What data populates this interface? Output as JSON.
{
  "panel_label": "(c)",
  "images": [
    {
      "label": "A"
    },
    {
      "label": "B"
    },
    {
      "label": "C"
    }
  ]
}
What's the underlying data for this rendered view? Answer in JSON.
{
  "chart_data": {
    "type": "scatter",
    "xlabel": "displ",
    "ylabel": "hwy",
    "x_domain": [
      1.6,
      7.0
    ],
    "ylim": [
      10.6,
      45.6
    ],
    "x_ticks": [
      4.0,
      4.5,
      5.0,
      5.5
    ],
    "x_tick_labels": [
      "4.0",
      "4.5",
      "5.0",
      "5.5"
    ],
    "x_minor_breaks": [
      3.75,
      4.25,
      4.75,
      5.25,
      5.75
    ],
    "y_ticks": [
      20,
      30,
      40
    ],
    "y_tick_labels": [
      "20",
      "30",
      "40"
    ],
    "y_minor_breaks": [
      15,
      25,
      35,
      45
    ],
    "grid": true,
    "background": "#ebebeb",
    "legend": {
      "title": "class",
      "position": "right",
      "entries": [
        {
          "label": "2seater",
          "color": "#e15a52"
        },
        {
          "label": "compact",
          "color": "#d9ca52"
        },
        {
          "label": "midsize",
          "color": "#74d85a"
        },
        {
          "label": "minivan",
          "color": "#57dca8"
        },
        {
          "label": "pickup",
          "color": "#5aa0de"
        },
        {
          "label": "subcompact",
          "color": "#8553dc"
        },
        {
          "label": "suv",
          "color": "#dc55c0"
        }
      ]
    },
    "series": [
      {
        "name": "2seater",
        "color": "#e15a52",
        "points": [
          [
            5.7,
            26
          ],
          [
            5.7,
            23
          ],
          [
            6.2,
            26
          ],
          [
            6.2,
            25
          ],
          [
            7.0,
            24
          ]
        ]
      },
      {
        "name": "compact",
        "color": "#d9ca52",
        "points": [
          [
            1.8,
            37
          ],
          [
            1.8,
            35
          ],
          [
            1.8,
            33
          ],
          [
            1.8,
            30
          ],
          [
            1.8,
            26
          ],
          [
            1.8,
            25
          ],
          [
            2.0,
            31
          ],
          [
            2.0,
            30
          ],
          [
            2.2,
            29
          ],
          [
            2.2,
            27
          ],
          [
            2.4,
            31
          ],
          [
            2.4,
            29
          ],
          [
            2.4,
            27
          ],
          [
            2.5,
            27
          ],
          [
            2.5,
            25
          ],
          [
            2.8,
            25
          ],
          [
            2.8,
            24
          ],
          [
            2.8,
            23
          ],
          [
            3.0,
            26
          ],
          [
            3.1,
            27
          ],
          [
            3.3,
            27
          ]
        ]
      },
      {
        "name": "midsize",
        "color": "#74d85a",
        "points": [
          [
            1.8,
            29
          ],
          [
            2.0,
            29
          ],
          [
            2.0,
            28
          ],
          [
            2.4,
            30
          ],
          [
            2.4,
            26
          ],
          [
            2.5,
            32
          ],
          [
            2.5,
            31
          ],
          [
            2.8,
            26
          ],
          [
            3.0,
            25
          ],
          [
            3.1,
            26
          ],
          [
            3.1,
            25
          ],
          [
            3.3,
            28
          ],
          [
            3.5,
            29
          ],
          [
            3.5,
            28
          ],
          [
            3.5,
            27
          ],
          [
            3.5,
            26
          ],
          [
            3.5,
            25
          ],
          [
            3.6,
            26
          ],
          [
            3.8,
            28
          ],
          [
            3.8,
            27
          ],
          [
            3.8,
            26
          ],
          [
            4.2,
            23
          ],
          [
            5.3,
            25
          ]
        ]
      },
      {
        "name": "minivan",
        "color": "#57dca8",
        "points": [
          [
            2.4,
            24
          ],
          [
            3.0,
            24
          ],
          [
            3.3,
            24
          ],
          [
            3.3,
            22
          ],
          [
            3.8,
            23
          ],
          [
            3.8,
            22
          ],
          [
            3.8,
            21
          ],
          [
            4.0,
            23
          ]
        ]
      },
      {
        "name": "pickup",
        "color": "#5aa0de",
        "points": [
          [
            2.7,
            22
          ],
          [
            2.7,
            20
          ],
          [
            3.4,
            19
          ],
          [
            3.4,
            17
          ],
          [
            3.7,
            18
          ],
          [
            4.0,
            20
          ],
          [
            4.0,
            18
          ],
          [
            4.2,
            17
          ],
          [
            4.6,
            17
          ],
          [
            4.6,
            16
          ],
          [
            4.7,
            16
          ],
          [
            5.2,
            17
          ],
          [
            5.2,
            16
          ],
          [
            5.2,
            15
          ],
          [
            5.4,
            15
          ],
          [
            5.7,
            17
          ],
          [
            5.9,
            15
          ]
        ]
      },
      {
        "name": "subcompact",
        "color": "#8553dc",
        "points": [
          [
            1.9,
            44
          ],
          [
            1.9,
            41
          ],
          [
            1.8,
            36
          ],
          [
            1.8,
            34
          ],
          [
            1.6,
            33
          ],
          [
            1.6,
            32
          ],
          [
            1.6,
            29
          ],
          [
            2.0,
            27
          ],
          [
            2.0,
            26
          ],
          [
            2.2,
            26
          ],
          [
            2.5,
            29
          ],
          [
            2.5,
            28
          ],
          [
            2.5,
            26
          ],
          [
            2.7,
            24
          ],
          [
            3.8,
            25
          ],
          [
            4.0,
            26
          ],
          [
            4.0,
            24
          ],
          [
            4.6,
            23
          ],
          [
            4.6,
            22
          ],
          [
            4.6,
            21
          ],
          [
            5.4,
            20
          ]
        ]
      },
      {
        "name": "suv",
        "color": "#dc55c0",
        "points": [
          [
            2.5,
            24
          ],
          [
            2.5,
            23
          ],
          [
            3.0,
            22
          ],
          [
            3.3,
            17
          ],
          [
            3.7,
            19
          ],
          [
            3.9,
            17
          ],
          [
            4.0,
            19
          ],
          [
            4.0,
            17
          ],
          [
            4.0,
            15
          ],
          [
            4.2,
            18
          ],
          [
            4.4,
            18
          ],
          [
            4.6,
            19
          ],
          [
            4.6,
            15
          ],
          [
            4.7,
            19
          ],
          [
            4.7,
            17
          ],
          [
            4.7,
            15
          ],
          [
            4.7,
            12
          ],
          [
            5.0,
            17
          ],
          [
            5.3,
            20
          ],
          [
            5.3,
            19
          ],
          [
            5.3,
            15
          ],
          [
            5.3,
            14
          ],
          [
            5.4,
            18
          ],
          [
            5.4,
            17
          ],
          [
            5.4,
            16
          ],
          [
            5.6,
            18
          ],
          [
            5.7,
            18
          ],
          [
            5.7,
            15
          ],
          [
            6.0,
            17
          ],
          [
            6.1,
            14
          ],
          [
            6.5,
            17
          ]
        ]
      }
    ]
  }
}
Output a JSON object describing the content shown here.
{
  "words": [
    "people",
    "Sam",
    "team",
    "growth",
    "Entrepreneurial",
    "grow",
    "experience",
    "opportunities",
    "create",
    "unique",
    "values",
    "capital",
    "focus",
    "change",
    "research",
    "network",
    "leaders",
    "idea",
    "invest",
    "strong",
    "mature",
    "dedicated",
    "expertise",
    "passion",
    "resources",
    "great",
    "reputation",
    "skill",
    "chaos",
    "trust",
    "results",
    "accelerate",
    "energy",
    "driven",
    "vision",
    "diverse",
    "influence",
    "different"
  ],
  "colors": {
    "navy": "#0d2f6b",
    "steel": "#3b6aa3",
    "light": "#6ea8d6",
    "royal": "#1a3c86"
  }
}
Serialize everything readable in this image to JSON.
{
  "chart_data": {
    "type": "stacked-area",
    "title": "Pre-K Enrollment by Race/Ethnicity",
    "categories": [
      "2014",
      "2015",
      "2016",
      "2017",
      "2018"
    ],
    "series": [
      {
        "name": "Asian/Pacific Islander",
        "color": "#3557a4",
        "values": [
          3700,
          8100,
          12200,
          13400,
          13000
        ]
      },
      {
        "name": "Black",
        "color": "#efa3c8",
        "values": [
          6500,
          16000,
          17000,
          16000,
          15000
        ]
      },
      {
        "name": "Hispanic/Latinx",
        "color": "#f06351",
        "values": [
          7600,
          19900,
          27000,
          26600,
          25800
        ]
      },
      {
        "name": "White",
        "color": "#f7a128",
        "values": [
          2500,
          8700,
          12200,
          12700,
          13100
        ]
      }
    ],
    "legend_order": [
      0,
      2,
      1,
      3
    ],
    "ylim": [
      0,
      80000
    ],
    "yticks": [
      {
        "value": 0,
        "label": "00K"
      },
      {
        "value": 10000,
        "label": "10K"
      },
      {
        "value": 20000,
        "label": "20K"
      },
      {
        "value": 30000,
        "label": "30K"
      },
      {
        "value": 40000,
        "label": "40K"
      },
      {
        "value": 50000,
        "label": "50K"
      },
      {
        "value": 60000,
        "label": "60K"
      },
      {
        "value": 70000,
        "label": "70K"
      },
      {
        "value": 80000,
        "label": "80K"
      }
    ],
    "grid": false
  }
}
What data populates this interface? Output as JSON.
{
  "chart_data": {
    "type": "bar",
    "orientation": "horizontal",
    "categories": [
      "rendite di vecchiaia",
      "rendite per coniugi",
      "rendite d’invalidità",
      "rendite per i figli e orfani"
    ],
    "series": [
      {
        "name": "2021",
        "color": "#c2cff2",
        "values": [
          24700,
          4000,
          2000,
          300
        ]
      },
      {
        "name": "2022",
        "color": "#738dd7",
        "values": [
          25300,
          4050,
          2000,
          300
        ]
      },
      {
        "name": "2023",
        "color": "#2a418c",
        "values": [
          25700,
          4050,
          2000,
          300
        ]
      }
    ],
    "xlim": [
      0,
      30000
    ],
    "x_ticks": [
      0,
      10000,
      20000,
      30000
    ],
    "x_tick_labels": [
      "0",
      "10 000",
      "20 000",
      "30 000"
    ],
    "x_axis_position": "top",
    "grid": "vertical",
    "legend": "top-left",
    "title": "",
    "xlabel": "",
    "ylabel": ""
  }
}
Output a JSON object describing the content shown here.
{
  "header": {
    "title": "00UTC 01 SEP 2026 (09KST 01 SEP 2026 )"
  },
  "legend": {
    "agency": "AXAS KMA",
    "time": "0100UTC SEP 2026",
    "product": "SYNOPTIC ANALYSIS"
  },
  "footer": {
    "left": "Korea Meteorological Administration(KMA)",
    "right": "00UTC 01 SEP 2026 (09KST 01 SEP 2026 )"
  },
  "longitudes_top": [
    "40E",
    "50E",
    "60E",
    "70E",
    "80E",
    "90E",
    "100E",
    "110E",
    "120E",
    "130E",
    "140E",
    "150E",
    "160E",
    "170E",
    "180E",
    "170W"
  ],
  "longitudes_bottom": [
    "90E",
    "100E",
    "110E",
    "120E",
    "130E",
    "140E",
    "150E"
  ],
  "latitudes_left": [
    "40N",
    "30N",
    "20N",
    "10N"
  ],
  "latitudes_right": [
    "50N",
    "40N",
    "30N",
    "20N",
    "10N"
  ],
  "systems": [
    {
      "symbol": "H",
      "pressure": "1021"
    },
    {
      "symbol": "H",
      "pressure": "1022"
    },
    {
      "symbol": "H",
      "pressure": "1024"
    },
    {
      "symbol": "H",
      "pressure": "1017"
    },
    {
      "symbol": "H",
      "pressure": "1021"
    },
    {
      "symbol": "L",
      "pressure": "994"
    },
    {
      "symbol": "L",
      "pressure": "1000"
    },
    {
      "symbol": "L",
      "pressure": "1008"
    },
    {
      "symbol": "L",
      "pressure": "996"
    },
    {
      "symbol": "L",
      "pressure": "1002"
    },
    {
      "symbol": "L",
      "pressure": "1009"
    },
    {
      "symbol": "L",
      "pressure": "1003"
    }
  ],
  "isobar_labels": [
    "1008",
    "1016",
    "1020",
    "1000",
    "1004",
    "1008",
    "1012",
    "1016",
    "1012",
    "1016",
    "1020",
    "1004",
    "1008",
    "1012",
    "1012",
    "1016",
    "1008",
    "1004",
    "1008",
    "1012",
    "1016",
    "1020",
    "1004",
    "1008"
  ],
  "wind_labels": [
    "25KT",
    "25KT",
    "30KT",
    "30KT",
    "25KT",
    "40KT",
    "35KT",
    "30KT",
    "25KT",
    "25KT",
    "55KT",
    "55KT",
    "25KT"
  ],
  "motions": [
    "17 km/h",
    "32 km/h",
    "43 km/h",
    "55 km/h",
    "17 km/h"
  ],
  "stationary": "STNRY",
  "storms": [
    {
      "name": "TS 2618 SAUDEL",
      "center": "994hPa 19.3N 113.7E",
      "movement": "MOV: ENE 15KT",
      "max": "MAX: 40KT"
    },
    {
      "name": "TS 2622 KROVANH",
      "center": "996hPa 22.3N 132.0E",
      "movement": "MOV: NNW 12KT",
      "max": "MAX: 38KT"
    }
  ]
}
==*==
* [Set problem] Pull out each line holding the string "type".

* [Answer to the exercise]
    "type": "scatter",
    "type": "stacked-area",
    "type": "bar",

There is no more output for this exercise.